**** Provided information ****

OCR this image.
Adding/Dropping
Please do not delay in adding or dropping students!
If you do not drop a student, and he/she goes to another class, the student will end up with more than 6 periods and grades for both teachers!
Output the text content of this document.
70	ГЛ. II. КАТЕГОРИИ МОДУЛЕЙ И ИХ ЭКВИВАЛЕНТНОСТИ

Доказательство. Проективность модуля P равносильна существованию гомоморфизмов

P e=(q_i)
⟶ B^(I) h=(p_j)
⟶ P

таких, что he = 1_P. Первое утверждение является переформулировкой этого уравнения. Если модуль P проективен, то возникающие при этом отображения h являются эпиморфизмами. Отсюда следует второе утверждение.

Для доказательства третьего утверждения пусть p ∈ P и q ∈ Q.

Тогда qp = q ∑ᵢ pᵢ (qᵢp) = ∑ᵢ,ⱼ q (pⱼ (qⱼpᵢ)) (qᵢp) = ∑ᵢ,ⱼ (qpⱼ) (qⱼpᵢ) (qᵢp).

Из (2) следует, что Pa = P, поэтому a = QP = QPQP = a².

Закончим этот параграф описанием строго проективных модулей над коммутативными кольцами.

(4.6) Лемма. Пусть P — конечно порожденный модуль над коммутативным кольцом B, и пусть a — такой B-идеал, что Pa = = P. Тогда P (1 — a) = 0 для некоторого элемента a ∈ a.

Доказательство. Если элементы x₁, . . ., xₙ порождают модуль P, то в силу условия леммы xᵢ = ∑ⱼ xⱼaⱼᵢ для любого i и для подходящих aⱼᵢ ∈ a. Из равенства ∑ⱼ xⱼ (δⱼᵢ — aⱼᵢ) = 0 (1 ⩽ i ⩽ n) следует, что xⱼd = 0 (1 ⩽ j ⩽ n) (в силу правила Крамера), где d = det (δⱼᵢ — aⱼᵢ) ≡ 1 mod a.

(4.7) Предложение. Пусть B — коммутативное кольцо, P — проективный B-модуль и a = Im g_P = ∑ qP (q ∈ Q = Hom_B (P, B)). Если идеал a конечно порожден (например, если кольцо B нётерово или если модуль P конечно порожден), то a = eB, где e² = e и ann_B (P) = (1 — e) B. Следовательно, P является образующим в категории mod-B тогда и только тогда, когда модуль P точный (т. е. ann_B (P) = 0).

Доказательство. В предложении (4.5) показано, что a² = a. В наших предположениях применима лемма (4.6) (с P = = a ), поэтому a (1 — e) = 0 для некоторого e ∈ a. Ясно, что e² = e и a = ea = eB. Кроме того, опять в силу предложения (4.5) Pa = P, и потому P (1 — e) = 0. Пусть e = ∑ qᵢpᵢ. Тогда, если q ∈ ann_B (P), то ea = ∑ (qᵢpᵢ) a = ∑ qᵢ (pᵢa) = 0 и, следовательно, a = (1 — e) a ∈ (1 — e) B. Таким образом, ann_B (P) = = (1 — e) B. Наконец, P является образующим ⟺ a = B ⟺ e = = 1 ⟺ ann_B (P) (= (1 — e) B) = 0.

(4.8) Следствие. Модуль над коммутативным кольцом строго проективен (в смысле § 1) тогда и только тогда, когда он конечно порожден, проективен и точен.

****

• Prompt: What do the records say? Quote them all exactly.

• Task output:
OCR this image.
Adding/Dropping
Please do not delay in adding or dropping students!
If you do not drop a student, and he/she goes to another class, the student will end up with more than 6 periods and grades for both teachers!
Output the text content of this document.
70	ГЛ. II. КАТЕГОРИИ МОДУЛЕЙ И ИХ ЭКВИВАЛЕНТНОСТИ

Доказательство. Проективность модуля P равносильна существованию гомоморфизмов

P e=(q_i)
⟶ B^(I) h=(p_j)
⟶ P

таких, что he = 1_P. Первое утверждение является переформулировкой этого уравнения. Если модуль P проективен, то возникающие при этом отображения h являются эпиморфизмами. Отсюда следует второе утверждение.

Для доказательства третьего утверждения пусть p ∈ P и q ∈ Q.

Тогда qp = q ∑ᵢ pᵢ (qᵢp) = ∑ᵢ,ⱼ q (pⱼ (qⱼpᵢ)) (qᵢp) = ∑ᵢ,ⱼ (qpⱼ) (qⱼpᵢ) (qᵢp).

Из (2) следует, что Pa = P, поэтому a = QP = QPQP = a².

Закончим этот параграф описанием строго проективных модулей над коммутативными кольцами.

(4.6) Лемма. Пусть P — конечно порожденный модуль над коммутативным кольцом B, и пусть a — такой B-идеал, что Pa = = P. Тогда P (1 — a) = 0 для некоторого элемента a ∈ a.

Доказательство. Если элементы x₁, . . ., xₙ порождают модуль P, то в силу условия леммы xᵢ = ∑ⱼ xⱼaⱼᵢ для любого i и для подходящих aⱼᵢ ∈ a. Из равенства ∑ⱼ xⱼ (δⱼᵢ — aⱼᵢ) = 0 (1 ⩽ i ⩽ n) следует, что xⱼd = 0 (1 ⩽ j ⩽ n) (в силу правила Крамера), где d = det (δⱼᵢ — aⱼᵢ) ≡ 1 mod a.

(4.7) Предложение. Пусть B — коммутативное кольцо, P — проективный B-модуль и a = Im g_P = ∑ qP (q ∈ Q = Hom_B (P, B)). Если идеал a конечно порожден (например, если кольцо B нётерово или если модуль P конечно порожден), то a = eB, где e² = e и ann_B (P) = (1 — e) B. Следовательно, P является образующим в категории mod-B тогда и только тогда, когда модуль P точный (т. е. ann_B (P) = 0).

Доказательство. В предложении (4.5) показано, что a² = a. В наших предположениях применима лемма (4.6) (с P = = a ), поэтому a (1 — e) = 0 для некоторого e ∈ a. Ясно, что e² = e и a = ea = eB. Кроме того, опять в силу предложения (4.5) Pa = P, и потому P (1 — e) = 0. Пусть e = ∑ qᵢpᵢ. Тогда, если q ∈ ann_B (P), то ea = ∑ (qᵢpᵢ) a = ∑ qᵢ (pᵢa) = 0 и, следовательно, a = (1 — e) a ∈ (1 — e) B. Таким образом, ann_B (P) = = (1 — e) B. Наконец, P является образующим ⟺ a = B ⟺ e = = 1 ⟺ ann_B (P) (= (1 — e) B) = 0.

(4.8) Следствие. Модуль над коммутативным кольцом строго проективен (в смысле § 1) тогда и только тогда, когда он конечно порожден, проективен и точен.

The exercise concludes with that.